Revise the article on the G7 minimum tax plan by reproducing it starting with "However, other experts" and going on through "VI typically serves.", with "digital economy" changed to "technology sector".

● **Document section**
------------------------

Finance ministers from Group of Seven countries met in London on Saturday and agreed to back United States President Joe Biden’s proposal for a minimum global corporate tax rate of at least 15 percent.
If approved by the Group of 20 next month, the plan could enable most governments globally to reap more in taxes but could also have major consequences for the economies of international financial centres like the Virgin Islands.
The VI is among jurisdictions that depend on revenue raised from corporations that locate there to take advantage of their zero percent tax rates, among other reasons.
As a result, some experts are predicting that the G7 plan could pose an
existential threat for such jurisdictions’ financial industries.
“Things look bleak for the palm-fringed, zero-tax territories, such as Bermuda, the British Virgin Islands and the Cayman Islands,” the Economist newspaper wrote about the tax plan on Saturday. “A golden era for the world’s tax havens may be drawing to a close.”
However, other experts think differently.
Robert Briant, partner and head of the corporate division at Conyers VI, said the main targets of the proposed agreement are massive multinational enterprises like those leading the digital economy, such as Amazon, Facebook and Google, which are not the type of clientele the VI typically serves.
“It’s unclear that it’ll have a dramatic impact,” Mr. Briant said of the G7 proposal. “It’s not imposing tax policy on specific countries, so it’s not going to require BVI to charge 15 [percent]. But rather BVI will be seen as a pass through. What I mean by that is BVI companies [usually] are not used to carry on business in the BVI. For the most part, what we do is to hold entities that carry on business elsewhere.”
UK agreement
The United Kingdom initially had been hesitant toward the agreement, according to The Guardian. The UK has the lowest corporate tax rate in the G7 at 19 percent, though in 2023 it will rise to 25 percent. However, on Saturday, Rishi Sunak, the UK’s chancellor of the exchequer, praised the deal and said the country would benefit.
“These seismic tax reforms are something the UK has been pushing for and a huge prize for the British taxpayer — creating a fairer tax system fit for the 21st Century,” Mr. Sunak said. “This is a truly historic agreement and I’m proud the G7 has shown collective leadership at this crucial time in our global economic recovery.”
Under the new agreement, multinational corporations would have less incentive to shift to low-tax locations, since their profits would be taxed at a minimum rate no matter where they choose to locate.
The Biden administration initially proposed a 21 percent corporate minimum tax in April as part of the president’s $2.2 trillion infrastructure spending proposal, though that was later revised downward to a “floor” of 15 percent.
The broader G20 group of countries is set to consider the proposal when they meet next month, with a final sign-off potentially occurring after a second G20 meeting in October.
The tax plan may find less support within that group, which includes China and Russia, as well as Ireland, which has attracted numerous multinational digital enterprises with its relatively low 12.5 percent corporate tax rate.

------------------------

● **Record extracts**
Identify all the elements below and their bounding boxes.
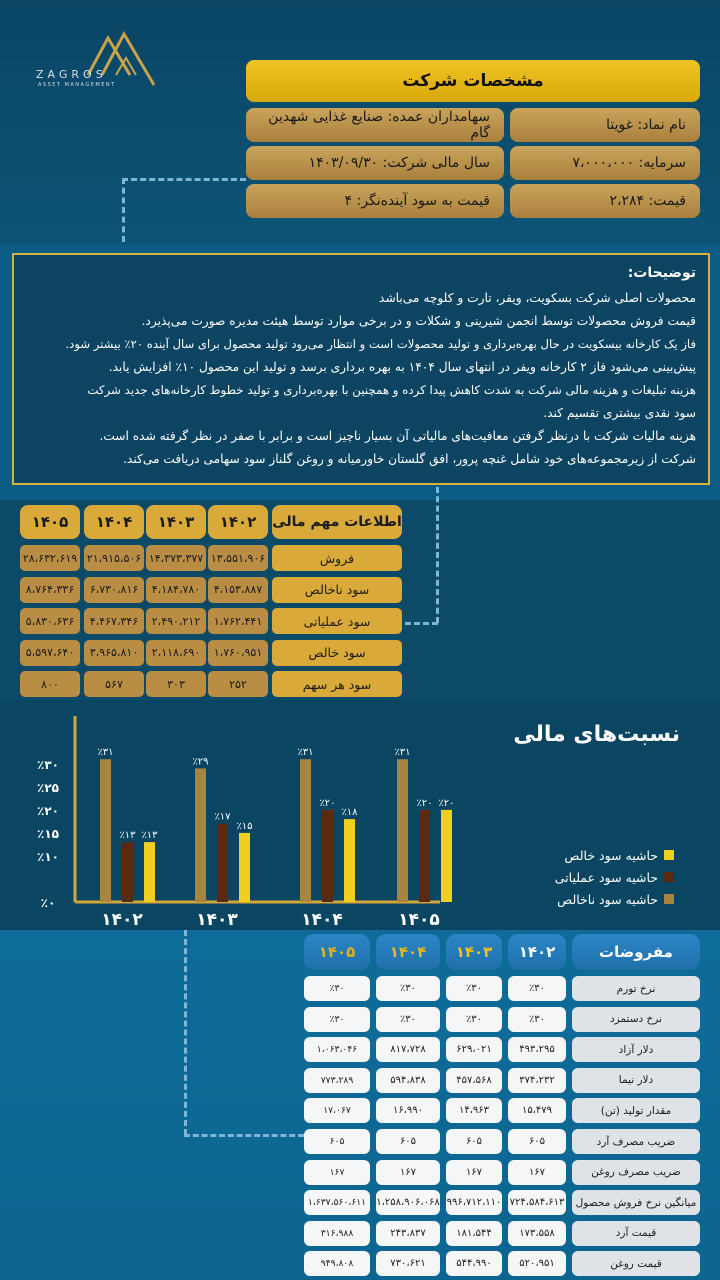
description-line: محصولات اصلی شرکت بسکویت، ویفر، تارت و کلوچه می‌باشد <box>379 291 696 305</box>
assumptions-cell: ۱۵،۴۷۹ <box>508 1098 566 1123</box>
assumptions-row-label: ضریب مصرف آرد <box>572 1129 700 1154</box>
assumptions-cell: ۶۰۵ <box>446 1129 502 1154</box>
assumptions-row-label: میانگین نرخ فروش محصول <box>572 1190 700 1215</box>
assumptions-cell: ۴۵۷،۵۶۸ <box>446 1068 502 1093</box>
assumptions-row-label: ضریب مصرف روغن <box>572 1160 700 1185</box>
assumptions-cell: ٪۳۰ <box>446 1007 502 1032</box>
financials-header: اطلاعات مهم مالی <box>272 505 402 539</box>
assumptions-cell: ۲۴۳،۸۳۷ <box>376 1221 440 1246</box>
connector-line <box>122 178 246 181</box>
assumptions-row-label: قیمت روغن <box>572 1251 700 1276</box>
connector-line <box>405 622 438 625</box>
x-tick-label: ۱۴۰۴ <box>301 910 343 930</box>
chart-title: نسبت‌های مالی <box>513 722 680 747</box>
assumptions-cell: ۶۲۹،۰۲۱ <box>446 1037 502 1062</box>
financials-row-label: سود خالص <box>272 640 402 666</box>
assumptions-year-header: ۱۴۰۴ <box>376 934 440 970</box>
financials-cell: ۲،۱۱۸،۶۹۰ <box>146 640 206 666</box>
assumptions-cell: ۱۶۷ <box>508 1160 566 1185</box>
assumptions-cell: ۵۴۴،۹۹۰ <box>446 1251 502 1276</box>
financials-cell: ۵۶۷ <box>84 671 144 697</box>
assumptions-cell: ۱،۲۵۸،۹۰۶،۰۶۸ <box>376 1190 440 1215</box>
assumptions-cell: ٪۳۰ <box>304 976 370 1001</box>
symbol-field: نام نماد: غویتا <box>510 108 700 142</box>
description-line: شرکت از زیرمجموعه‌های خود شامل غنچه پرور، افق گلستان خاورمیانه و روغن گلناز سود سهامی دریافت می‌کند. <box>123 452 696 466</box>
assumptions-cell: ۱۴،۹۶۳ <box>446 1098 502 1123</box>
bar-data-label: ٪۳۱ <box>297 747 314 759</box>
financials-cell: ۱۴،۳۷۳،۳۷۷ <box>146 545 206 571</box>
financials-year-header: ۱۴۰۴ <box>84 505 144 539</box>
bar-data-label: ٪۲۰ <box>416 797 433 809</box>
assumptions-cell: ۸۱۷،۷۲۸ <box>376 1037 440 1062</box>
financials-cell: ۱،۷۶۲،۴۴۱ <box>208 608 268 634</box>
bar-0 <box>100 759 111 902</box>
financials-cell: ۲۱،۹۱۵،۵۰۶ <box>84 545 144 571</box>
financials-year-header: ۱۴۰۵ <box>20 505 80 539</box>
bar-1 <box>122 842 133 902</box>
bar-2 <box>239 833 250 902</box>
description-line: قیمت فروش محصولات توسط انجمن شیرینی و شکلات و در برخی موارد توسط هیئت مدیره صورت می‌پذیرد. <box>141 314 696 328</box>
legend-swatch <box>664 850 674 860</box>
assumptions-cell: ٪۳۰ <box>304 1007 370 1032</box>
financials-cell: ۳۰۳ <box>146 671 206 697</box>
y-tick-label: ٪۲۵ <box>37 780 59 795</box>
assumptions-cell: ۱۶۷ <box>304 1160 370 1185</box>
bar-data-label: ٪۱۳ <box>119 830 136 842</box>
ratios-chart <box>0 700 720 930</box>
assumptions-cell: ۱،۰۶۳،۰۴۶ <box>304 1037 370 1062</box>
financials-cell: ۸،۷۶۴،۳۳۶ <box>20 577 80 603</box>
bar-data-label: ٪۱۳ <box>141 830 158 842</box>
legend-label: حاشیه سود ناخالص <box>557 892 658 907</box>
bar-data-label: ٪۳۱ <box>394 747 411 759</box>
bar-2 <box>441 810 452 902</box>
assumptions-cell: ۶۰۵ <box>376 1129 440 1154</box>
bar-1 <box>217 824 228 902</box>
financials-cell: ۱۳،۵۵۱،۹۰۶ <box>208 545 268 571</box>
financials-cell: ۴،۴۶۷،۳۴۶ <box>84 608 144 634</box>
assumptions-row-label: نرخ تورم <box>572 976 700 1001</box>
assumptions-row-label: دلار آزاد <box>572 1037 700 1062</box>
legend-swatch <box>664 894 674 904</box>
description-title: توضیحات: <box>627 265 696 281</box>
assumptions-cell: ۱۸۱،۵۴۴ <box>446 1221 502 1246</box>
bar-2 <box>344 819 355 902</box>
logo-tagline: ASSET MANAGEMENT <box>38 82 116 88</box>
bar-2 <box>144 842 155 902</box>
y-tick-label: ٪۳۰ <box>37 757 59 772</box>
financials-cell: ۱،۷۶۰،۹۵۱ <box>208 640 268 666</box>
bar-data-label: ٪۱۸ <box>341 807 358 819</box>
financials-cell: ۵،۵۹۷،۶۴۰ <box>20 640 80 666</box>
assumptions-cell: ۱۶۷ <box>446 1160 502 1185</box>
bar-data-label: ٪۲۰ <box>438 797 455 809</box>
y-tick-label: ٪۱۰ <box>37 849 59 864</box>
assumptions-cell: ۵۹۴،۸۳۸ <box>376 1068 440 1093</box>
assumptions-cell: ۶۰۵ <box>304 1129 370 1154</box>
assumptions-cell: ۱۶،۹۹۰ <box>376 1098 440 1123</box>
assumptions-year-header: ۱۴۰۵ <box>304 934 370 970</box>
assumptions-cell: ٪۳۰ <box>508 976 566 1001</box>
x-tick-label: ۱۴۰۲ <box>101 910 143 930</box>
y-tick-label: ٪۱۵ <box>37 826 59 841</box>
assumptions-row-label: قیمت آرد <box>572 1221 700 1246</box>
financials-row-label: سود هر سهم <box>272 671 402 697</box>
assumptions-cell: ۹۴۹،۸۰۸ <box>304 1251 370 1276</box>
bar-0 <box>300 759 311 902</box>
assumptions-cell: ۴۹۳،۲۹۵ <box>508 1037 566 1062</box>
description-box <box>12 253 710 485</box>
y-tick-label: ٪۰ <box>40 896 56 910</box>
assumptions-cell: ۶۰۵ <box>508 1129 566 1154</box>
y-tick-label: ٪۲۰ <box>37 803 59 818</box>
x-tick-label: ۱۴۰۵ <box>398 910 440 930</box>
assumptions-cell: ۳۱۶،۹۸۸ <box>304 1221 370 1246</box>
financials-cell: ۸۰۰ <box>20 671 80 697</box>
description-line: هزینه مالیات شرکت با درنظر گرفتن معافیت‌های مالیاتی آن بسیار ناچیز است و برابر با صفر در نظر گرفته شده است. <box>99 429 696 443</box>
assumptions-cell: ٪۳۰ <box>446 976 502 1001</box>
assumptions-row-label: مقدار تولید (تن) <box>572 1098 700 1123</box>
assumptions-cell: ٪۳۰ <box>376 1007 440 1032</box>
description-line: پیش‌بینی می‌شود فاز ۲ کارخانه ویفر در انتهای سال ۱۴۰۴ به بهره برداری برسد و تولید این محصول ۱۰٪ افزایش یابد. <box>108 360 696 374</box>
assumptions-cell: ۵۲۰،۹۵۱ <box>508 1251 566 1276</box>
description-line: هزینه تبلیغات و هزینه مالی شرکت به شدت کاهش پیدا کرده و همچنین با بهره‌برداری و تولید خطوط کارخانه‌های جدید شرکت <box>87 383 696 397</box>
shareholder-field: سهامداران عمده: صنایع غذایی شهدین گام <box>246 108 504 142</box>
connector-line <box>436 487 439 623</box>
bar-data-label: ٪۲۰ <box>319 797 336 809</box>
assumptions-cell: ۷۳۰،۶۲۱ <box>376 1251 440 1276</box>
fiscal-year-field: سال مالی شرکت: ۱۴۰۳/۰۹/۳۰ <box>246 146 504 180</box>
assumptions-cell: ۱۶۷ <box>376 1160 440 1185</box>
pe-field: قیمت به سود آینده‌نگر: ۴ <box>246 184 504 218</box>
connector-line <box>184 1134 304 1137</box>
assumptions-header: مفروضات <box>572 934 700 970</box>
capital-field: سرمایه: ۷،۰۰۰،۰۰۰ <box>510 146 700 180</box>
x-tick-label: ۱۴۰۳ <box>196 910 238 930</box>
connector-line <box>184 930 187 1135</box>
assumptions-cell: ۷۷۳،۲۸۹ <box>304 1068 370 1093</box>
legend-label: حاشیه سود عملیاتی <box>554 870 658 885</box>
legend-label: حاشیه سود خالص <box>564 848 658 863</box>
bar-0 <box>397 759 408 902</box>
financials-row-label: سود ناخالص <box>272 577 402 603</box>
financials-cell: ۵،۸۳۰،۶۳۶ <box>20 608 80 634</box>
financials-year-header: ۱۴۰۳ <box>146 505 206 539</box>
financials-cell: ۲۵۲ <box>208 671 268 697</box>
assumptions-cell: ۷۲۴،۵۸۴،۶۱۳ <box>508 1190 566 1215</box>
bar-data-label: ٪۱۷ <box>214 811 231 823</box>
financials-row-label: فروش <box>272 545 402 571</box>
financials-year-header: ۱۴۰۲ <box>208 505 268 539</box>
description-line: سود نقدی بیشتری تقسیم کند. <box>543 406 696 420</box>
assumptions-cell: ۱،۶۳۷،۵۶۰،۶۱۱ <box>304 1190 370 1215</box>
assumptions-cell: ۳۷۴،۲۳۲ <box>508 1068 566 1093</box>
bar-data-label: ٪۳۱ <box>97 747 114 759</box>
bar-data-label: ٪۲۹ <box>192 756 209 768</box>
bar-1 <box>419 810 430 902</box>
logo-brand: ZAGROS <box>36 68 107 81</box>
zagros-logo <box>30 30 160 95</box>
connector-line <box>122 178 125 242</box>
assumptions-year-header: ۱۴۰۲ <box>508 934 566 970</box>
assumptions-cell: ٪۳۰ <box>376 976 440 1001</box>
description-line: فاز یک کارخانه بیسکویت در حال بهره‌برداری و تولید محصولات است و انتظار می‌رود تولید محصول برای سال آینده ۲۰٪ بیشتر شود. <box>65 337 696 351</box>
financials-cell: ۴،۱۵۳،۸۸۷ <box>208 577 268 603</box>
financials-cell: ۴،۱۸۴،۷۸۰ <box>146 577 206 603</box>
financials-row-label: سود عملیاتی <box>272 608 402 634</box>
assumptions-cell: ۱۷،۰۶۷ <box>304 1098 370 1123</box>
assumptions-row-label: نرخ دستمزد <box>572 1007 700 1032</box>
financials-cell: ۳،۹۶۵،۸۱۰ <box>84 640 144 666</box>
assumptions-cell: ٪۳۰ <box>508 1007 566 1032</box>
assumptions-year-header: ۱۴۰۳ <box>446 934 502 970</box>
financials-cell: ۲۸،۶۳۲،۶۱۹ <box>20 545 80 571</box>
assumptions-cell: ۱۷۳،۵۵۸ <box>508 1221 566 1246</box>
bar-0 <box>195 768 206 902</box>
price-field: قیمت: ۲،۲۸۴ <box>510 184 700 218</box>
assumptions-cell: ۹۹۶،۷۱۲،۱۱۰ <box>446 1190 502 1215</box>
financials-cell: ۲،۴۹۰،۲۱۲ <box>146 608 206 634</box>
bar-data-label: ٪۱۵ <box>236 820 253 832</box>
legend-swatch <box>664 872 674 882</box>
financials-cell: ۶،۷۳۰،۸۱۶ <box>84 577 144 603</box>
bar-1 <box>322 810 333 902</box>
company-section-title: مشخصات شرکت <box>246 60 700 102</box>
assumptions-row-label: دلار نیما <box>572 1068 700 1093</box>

------------------------

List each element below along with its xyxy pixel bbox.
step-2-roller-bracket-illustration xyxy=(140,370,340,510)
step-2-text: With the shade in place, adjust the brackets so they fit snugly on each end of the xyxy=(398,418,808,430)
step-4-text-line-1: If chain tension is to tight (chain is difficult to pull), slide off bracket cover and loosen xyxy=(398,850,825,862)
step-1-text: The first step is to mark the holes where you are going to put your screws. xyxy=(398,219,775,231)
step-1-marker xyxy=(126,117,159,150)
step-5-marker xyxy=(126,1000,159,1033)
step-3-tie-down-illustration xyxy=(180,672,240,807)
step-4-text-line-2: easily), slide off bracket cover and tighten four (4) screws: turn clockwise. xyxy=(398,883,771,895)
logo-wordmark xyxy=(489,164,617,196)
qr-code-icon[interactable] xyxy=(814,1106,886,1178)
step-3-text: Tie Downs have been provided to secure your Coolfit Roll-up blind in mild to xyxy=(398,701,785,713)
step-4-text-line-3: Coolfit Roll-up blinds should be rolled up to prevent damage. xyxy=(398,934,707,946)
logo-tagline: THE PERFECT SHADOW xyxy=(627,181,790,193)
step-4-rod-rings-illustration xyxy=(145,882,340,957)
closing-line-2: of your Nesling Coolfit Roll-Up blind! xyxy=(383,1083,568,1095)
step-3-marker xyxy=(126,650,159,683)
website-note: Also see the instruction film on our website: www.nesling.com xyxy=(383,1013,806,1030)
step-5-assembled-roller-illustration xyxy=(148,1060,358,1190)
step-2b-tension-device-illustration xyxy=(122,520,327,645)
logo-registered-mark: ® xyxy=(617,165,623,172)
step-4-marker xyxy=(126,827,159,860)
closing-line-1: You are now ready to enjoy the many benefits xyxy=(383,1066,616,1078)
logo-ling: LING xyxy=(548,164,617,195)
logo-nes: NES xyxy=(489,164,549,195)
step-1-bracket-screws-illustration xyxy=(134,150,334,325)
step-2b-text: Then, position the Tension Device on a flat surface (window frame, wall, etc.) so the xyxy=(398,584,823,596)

------------------------

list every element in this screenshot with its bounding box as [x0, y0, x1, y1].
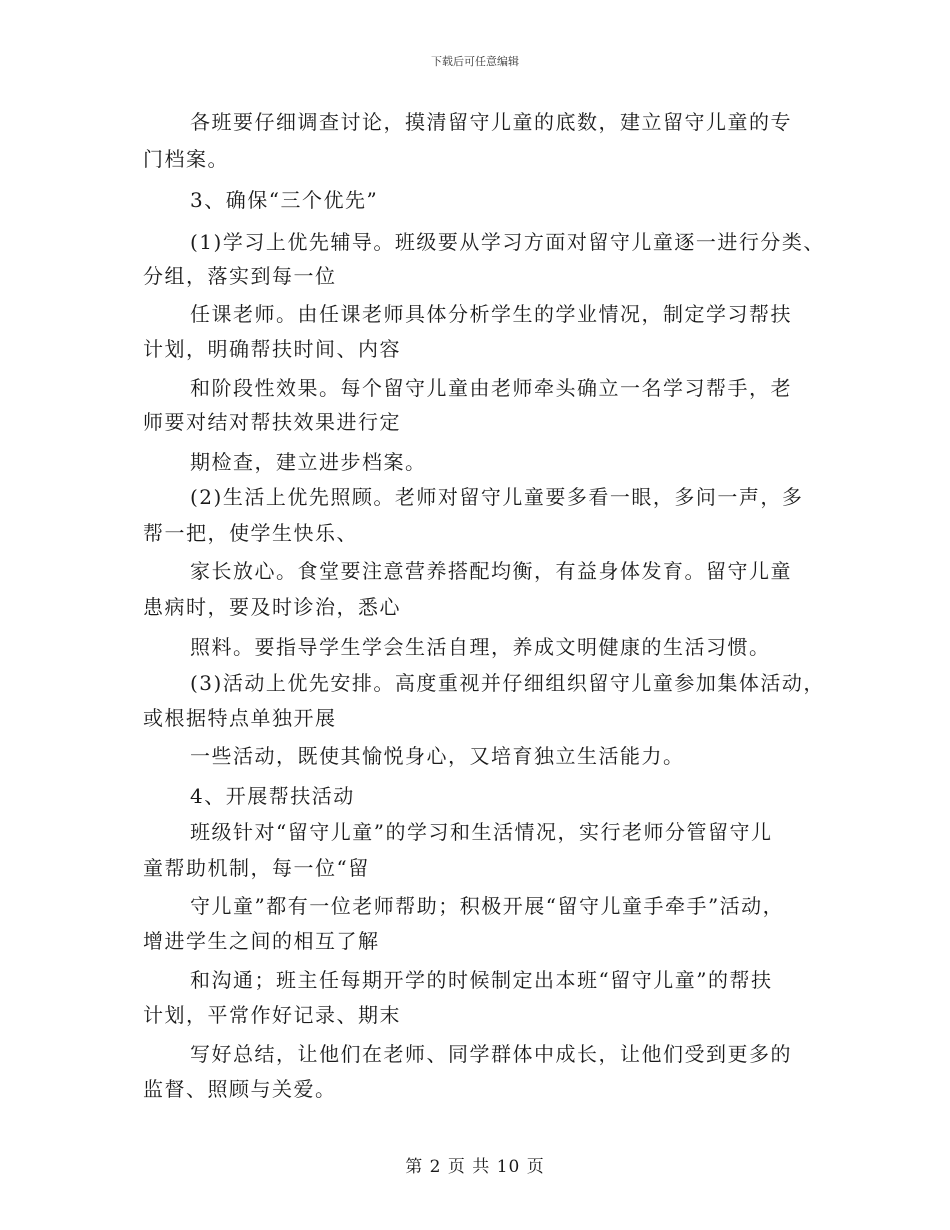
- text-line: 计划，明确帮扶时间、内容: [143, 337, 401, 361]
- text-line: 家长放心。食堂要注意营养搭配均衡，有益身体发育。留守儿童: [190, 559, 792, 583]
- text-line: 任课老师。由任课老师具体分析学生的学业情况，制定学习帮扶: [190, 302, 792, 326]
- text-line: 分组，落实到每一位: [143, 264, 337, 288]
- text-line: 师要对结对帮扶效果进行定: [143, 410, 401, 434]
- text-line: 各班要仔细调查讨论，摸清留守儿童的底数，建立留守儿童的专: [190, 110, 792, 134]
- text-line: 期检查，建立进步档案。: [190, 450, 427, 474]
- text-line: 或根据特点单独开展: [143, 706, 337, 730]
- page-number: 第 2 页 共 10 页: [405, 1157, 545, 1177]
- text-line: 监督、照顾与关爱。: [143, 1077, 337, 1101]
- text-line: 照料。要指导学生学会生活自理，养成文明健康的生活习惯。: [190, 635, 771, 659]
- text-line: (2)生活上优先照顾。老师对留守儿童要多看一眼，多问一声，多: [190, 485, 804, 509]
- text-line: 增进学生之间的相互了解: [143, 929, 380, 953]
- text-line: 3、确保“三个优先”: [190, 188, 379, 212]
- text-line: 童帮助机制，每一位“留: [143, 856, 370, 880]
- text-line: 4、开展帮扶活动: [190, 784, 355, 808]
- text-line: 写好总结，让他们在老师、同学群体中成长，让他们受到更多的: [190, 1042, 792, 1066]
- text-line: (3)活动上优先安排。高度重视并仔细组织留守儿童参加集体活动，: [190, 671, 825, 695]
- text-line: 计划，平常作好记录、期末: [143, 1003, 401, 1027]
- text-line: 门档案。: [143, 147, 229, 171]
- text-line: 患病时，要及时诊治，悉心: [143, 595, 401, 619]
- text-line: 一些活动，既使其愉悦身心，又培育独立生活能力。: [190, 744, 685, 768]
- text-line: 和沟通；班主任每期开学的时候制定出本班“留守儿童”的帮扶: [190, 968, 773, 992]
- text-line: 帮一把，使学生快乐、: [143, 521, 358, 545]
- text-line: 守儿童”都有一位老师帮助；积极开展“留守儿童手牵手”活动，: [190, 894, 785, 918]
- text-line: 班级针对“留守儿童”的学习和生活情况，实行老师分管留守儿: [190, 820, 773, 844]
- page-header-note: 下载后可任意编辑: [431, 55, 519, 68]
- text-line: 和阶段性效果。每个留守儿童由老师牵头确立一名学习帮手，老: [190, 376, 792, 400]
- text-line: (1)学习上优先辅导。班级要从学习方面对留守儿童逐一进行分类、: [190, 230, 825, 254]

------------------------

● **The completed task**
However, other experts think differently.
Robert Briant, partner and head of the corporate division at Conyers VI, said the main targets of the proposed agreement are massive multinational enterprises like those leading the technology sector, such as Amazon, Facebook and Google, which are not the type of clientele the VI typically serves.